Records to process |
■ ■ ■ ■

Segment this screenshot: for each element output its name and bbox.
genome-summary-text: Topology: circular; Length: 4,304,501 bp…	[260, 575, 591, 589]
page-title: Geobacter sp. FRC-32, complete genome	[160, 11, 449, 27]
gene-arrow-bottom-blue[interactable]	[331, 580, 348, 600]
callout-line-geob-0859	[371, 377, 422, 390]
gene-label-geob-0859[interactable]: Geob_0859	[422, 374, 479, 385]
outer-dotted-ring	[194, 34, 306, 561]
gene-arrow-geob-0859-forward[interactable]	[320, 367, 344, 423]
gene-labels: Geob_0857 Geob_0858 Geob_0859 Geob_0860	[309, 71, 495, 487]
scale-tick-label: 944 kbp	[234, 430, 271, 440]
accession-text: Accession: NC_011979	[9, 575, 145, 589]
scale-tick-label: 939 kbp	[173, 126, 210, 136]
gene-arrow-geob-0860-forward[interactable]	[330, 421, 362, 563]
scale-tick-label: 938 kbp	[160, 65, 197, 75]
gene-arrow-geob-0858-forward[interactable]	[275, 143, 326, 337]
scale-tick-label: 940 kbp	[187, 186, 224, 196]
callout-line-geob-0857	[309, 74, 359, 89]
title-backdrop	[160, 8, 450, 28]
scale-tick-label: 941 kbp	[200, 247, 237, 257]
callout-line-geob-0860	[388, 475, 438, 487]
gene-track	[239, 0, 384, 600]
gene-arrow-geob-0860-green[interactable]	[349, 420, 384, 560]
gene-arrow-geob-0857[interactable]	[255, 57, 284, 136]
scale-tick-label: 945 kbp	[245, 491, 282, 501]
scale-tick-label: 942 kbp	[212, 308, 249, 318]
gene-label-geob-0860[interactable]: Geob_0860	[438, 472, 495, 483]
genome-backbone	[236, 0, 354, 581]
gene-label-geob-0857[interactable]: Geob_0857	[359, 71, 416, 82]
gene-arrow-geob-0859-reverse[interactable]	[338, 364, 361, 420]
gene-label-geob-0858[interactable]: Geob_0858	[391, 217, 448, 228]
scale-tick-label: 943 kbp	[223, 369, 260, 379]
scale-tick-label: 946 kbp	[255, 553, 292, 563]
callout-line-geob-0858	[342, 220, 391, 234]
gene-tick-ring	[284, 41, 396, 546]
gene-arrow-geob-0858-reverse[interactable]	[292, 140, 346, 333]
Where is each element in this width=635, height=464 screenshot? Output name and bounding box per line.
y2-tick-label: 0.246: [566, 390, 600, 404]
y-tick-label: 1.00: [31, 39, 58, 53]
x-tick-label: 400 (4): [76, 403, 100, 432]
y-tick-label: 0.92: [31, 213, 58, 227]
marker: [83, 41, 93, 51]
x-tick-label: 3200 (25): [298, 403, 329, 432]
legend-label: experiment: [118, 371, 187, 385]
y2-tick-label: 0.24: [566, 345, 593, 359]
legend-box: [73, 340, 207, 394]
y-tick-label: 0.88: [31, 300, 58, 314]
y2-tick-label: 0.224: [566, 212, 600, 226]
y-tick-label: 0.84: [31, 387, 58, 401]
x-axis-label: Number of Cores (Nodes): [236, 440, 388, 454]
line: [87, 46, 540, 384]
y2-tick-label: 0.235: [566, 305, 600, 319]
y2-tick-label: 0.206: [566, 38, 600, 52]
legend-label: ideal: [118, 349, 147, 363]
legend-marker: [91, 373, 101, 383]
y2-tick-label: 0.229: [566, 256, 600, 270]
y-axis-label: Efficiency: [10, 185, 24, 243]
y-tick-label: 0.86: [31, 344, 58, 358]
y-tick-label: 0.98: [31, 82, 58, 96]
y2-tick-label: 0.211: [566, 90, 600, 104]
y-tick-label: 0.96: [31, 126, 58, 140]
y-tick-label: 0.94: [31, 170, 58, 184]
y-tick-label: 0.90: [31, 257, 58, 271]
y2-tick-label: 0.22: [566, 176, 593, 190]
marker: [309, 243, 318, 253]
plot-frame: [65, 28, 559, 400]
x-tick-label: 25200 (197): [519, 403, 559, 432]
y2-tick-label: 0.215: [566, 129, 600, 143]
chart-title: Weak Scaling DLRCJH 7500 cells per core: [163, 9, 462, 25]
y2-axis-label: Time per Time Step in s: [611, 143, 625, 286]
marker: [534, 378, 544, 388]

■ ■ ■ ■

Task requirements |
Reproduce the records word for word.

Answer |
Segment this screenshot: for each element output its name and bbox.
genome-summary-text: Topology: circular; Length: 4,304,501 bp…	[260, 575, 591, 589]
page-title: Geobacter sp. FRC-32, complete genome	[160, 11, 449, 27]
gene-arrow-bottom-blue[interactable]	[331, 580, 348, 600]
callout-line-geob-0859	[371, 377, 422, 390]
gene-label-geob-0859[interactable]: Geob_0859	[422, 374, 479, 385]
outer-dotted-ring	[194, 34, 306, 561]
gene-arrow-geob-0859-forward[interactable]	[320, 367, 344, 423]
gene-labels: Geob_0857 Geob_0858 Geob_0859 Geob_0860	[309, 71, 495, 487]
scale-tick-label: 944 kbp	[234, 430, 271, 440]
accession-text: Accession: NC_011979	[9, 575, 145, 589]
scale-tick-label: 939 kbp	[173, 126, 210, 136]
gene-arrow-geob-0860-forward[interactable]	[330, 421, 362, 563]
scale-tick-label: 938 kbp	[160, 65, 197, 75]
gene-arrow-geob-0858-forward[interactable]	[275, 143, 326, 337]
scale-tick-label: 940 kbp	[187, 186, 224, 196]
callout-line-geob-0857	[309, 74, 359, 89]
title-backdrop	[160, 8, 450, 28]
scale-tick-label: 941 kbp	[200, 247, 237, 257]
callout-line-geob-0860	[388, 475, 438, 487]
gene-track	[239, 0, 384, 600]
gene-arrow-geob-0860-green[interactable]	[349, 420, 384, 560]
gene-arrow-geob-0857[interactable]	[255, 57, 284, 136]
scale-tick-label: 945 kbp	[245, 491, 282, 501]
scale-tick-label: 942 kbp	[212, 308, 249, 318]
gene-label-geob-0860[interactable]: Geob_0860	[438, 472, 495, 483]
genome-backbone	[236, 0, 354, 581]
gene-label-geob-0857[interactable]: Geob_0857	[359, 71, 416, 82]
gene-arrow-geob-0859-reverse[interactable]	[338, 364, 361, 420]
gene-label-geob-0858[interactable]: Geob_0858	[391, 217, 448, 228]
scale-tick-label: 943 kbp	[223, 369, 260, 379]
scale-tick-label: 946 kbp	[255, 553, 292, 563]
callout-line-geob-0858	[342, 220, 391, 234]
gene-tick-ring	[284, 41, 396, 546]
gene-arrow-geob-0858-reverse[interactable]	[292, 140, 346, 333]
Where is each element in this width=635, height=464 screenshot? Output name and bounding box per line.
y2-tick-label: 0.246: [566, 390, 600, 404]
y-tick-label: 1.00: [31, 39, 58, 53]
x-tick-label: 400 (4): [76, 403, 100, 432]
y-tick-label: 0.92: [31, 213, 58, 227]
marker: [83, 41, 93, 51]
x-tick-label: 3200 (25): [298, 403, 329, 432]
legend-label: experiment: [118, 371, 187, 385]
y2-tick-label: 0.24: [566, 345, 593, 359]
legend-box: [73, 340, 207, 394]
y-tick-label: 0.88: [31, 300, 58, 314]
y2-tick-label: 0.224: [566, 212, 600, 226]
y-tick-label: 0.84: [31, 387, 58, 401]
x-axis-label: Number of Cores (Nodes): [236, 440, 388, 454]
line: [87, 46, 540, 384]
y2-tick-label: 0.235: [566, 305, 600, 319]
y2-tick-label: 0.206: [566, 38, 600, 52]
legend-label: ideal: [118, 349, 147, 363]
legend-marker: [91, 373, 101, 383]
y2-tick-label: 0.229: [566, 256, 600, 270]
y-axis-label: Efficiency: [10, 185, 24, 243]
y-tick-label: 0.86: [31, 344, 58, 358]
y-tick-label: 0.98: [31, 82, 58, 96]
y2-tick-label: 0.211: [566, 90, 600, 104]
y-tick-label: 0.96: [31, 126, 58, 140]
y-tick-label: 0.94: [31, 170, 58, 184]
y-tick-label: 0.90: [31, 257, 58, 271]
y2-tick-label: 0.22: [566, 176, 593, 190]
marker: [309, 243, 318, 253]
plot-frame: [65, 28, 559, 400]
x-tick-label: 25200 (197): [519, 403, 559, 432]
y2-tick-label: 0.215: [566, 129, 600, 143]
chart-title: Weak Scaling DLRCJH 7500 cells per core: [163, 9, 462, 25]
y2-axis-label: Time per Time Step in s: [611, 143, 625, 286]
marker: [534, 378, 544, 388]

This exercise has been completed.